WHAT IS ASKED:
Retype every entry exactly, character for character.

MATERIAL FOR THIS TASK:
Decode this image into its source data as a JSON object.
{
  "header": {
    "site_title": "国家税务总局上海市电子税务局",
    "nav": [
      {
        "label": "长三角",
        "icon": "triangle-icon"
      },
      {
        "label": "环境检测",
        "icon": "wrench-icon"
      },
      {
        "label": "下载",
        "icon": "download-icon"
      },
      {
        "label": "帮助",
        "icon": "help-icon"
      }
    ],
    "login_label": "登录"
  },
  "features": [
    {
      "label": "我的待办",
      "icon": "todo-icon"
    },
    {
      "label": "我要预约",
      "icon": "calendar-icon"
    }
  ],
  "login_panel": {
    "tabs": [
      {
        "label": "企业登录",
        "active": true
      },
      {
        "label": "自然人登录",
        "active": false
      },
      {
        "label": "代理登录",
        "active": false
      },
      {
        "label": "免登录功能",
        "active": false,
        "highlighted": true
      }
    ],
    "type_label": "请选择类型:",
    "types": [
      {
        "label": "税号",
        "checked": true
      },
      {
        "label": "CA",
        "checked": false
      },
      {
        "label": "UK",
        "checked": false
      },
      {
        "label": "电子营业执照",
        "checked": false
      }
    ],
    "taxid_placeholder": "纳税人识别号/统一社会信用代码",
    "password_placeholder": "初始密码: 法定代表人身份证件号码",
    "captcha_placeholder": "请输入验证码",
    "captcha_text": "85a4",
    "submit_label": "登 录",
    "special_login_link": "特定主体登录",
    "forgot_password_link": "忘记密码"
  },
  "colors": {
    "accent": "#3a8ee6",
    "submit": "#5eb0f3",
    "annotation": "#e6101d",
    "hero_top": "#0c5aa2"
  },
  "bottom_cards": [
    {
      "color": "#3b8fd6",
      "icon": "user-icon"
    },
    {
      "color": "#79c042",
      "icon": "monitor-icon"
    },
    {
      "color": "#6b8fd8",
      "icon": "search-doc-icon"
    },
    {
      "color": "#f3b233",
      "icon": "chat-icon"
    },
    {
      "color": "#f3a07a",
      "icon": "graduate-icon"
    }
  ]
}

RESULT OF THE EXERCISE:
Decode this image into its source data as a JSON object.
{
  "header": {
    "site_title": "国家税务总局上海市电子税务局",
    "nav": [
      {
        "label": "长三角",
        "icon": "triangle-icon"
      },
      {
        "label": "环境检测",
        "icon": "wrench-icon"
      },
      {
        "label": "下载",
        "icon": "download-icon"
      },
      {
        "label": "帮助",
        "icon": "help-icon"
      }
    ],
    "login_label": "登录"
  },
  "features": [
    {
      "label": "我的待办",
      "icon": "todo-icon"
    },
    {
      "label": "我要预约",
      "icon": "calendar-icon"
    }
  ],
  "login_panel": {
    "tabs": [
      {
        "label": "企业登录",
        "active": true
      },
      {
        "label": "自然人登录",
        "active": false
      },
      {
        "label": "代理登录",
        "active": false
      },
      {
        "label": "免登录功能",
        "active": false,
        "highlighted": true
      }
    ],
    "type_label": "请选择类型:",
    "types": [
      {
        "label": "税号",
        "checked": true
      },
      {
        "label": "CA",
        "checked": false
      },
      {
        "label": "UK",
        "checked": false
      },
      {
        "label": "电子营业执照",
        "checked": false
      }
    ],
    "taxid_placeholder": "纳税人识别号/统一社会信用代码",
    "password_placeholder": "初始密码: 法定代表人身份证件号码",
    "captcha_placeholder": "请输入验证码",
    "captcha_text": "85a4",
    "submit_label": "登 录",
    "special_login_link": "特定主体登录",
    "forgot_password_link": "忘记密码"
  },
  "colors": {
    "accent": "#3a8ee6",
    "submit": "#5eb0f3",
    "annotation": "#e6101d",
    "hero_top": "#0c5aa2"
  },
  "bottom_cards": [
    {
      "color": "#3b8fd6",
      "icon": "user-icon"
    },
    {
      "color": "#79c042",
      "icon": "monitor-icon"
    },
    {
      "color": "#6b8fd8",
      "icon": "search-doc-icon"
    },
    {
      "color": "#f3b233",
      "icon": "chat-icon"
    },
    {
      "color": "#f3a07a",
      "icon": "graduate-icon"
    }
  ]
}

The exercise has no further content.